▶ **Written instruction**: Copy out each line that mentions the word "Chaitanya".

▶ **Dataset**:
* START *

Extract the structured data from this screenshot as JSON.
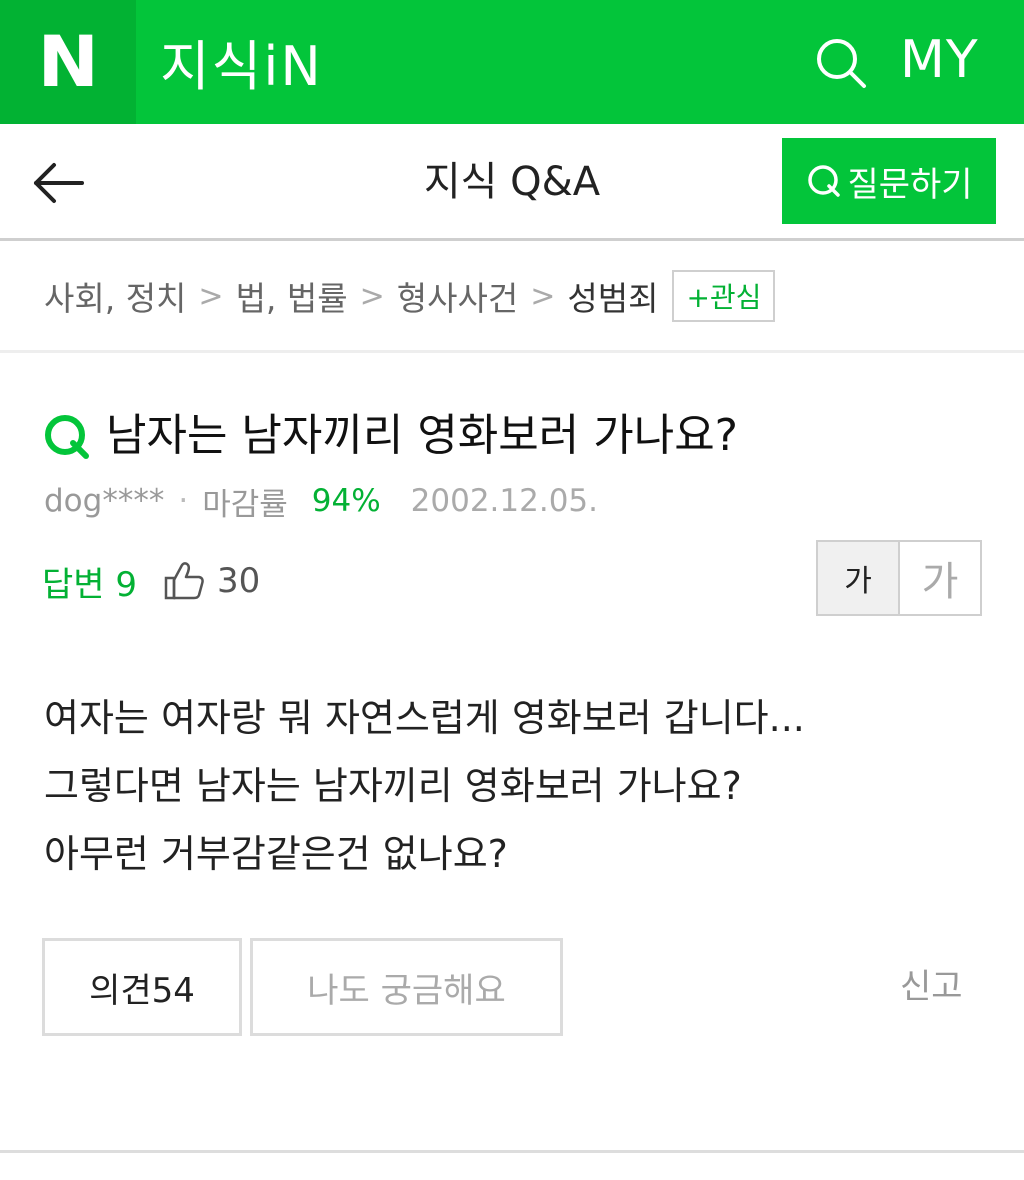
{
  "header": {
    "logo": "N",
    "brand": "지식iN",
    "search_icon": "search-icon",
    "my_label": "MY",
    "colors": {
      "brand_green": "#03c53a",
      "logo_bg": "#02b233"
    }
  },
  "subheader": {
    "back_icon": "back-arrow-icon",
    "title": "지식 Q&A",
    "ask_button": "질문하기"
  },
  "breadcrumb": {
    "items": [
      "사회, 정치",
      "법, 법률",
      "형사사건",
      "성범죄"
    ],
    "separator": ">",
    "follow_button": "+관심"
  },
  "question": {
    "title": "남자는 남자끼리 영화보러 가나요?",
    "author": "dog****",
    "rate_label": "마감률",
    "rate_value": "94%",
    "date": "2002.12.05.",
    "answers": "답변 9",
    "likes": "30",
    "font_small": "가",
    "font_large": "가",
    "body": [
      "여자는 여자랑 뭐 자연스럽게 영화보러 갑니다...",
      "그렇다면 남자는 남자끼리 영화보러 가나요?",
      "아무런 거부감같은건 없나요?"
    ]
  },
  "actions": {
    "opinion": "의견54",
    "curious": "나도 궁금해요",
    "report": "신고"
  }
}
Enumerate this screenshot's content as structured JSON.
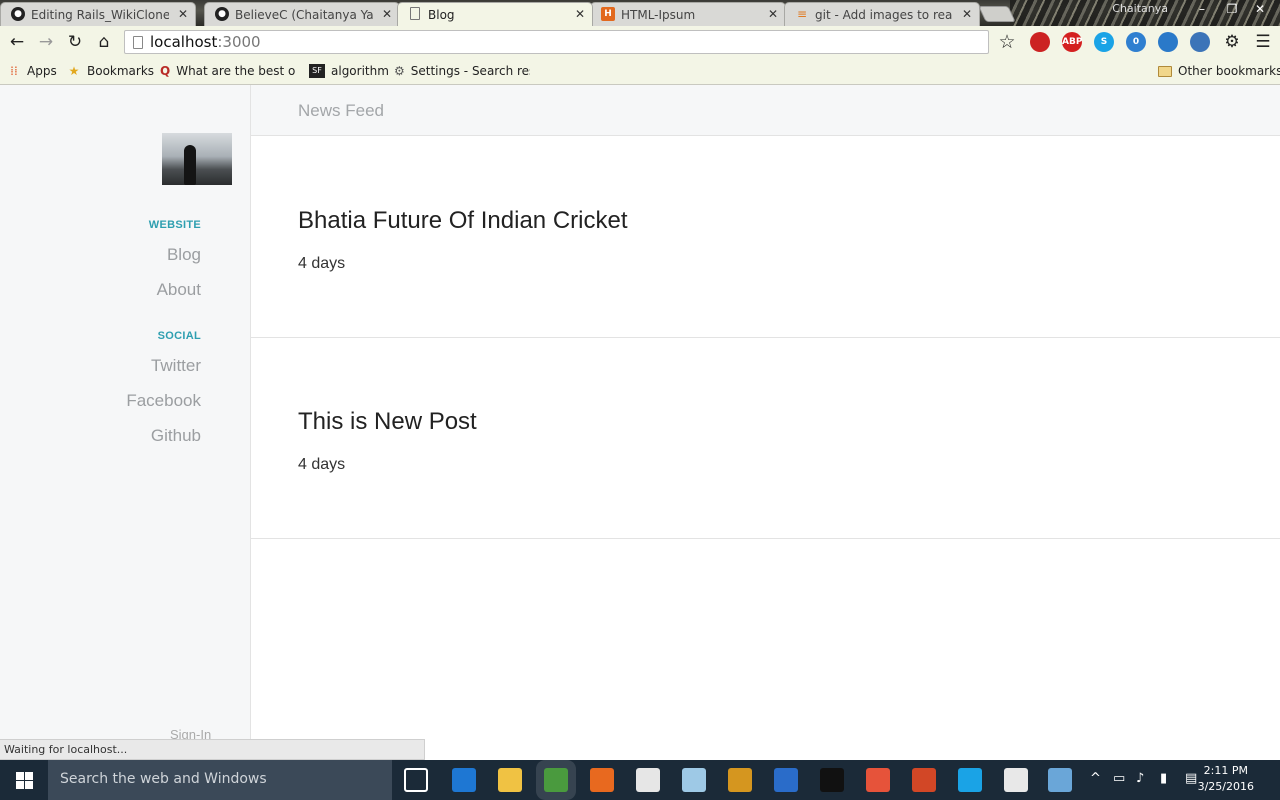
{
  "browser": {
    "tabs": [
      {
        "label": "Editing Rails_WikiClone/R",
        "icon": "github-icon",
        "active": false
      },
      {
        "label": "BelieveC (Chaitanya Yadav",
        "icon": "github-icon",
        "active": false
      },
      {
        "label": "Blog",
        "icon": "page-icon",
        "active": true
      },
      {
        "label": "HTML-Ipsum",
        "icon": "html-ipsum-icon",
        "active": false
      },
      {
        "label": "git - Add images to readm",
        "icon": "stackoverflow-icon",
        "active": false
      }
    ],
    "close_glyph": "✕",
    "profile_name": "Chaitanya",
    "address": {
      "host": "localhost",
      "port": ":3000"
    },
    "bookmarks": [
      {
        "label": "Apps",
        "icon": "apps-grid-icon"
      },
      {
        "label": "Bookmarks",
        "icon": "star-icon"
      },
      {
        "label": "What are the best onli",
        "icon": "quora-icon"
      },
      {
        "label": "algorithm",
        "icon": "sf-icon"
      },
      {
        "label": "Settings - Search resu",
        "icon": "gear-icon"
      },
      {
        "label": "Other bookmarks",
        "icon": "folder-icon"
      }
    ],
    "extensions": [
      {
        "name": "lastpass",
        "color": "#cc2222",
        "text": ""
      },
      {
        "name": "adblock-plus",
        "color": "#d42020",
        "text": "ABP"
      },
      {
        "name": "skype",
        "color": "#1aa3e6",
        "text": "S"
      },
      {
        "name": "notifier",
        "color": "#2f7fd0",
        "text": "0"
      },
      {
        "name": "history",
        "color": "#2a79c9",
        "text": ""
      },
      {
        "name": "downloader",
        "color": "#3c74b8",
        "text": ""
      }
    ],
    "status": "Waiting for localhost..."
  },
  "sidebar": {
    "sections": [
      {
        "heading": "WEBSITE",
        "links": [
          "Blog",
          "About"
        ]
      },
      {
        "heading": "SOCIAL",
        "links": [
          "Twitter",
          "Facebook",
          "Github"
        ]
      }
    ],
    "signin": "Sign-In"
  },
  "main": {
    "header": "News Feed",
    "posts": [
      {
        "title": "Bhatia Future Of Indian Cricket",
        "age": "4 days"
      },
      {
        "title": "This is New Post",
        "age": "4 days"
      }
    ]
  },
  "taskbar": {
    "search_placeholder": "Search the web and Windows",
    "apps": [
      {
        "name": "task-view",
        "color": "#1b2a38"
      },
      {
        "name": "edge",
        "color": "#1e77d3"
      },
      {
        "name": "file-explorer",
        "color": "#f0c243"
      },
      {
        "name": "chrome",
        "color": "#4a9a3e"
      },
      {
        "name": "firefox",
        "color": "#e8691f"
      },
      {
        "name": "camera",
        "color": "#e6e6e6"
      },
      {
        "name": "notes",
        "color": "#9ec9e6"
      },
      {
        "name": "sublime-text",
        "color": "#d5961f"
      },
      {
        "name": "brackets",
        "color": "#2a6cc9"
      },
      {
        "name": "command-prompt",
        "color": "#111111"
      },
      {
        "name": "git",
        "color": "#e6533a"
      },
      {
        "name": "office",
        "color": "#d24726"
      },
      {
        "name": "skype",
        "color": "#1aa3e6"
      },
      {
        "name": "movies",
        "color": "#e8e8e8"
      },
      {
        "name": "paint",
        "color": "#6aa6d8"
      }
    ],
    "time": "2:11 PM",
    "date": "3/25/2016"
  }
}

* END *

▶ **Exercise response**:
        "label": "BelieveC (Chaitanya Yadav",
    "profile_name": "Chaitanya",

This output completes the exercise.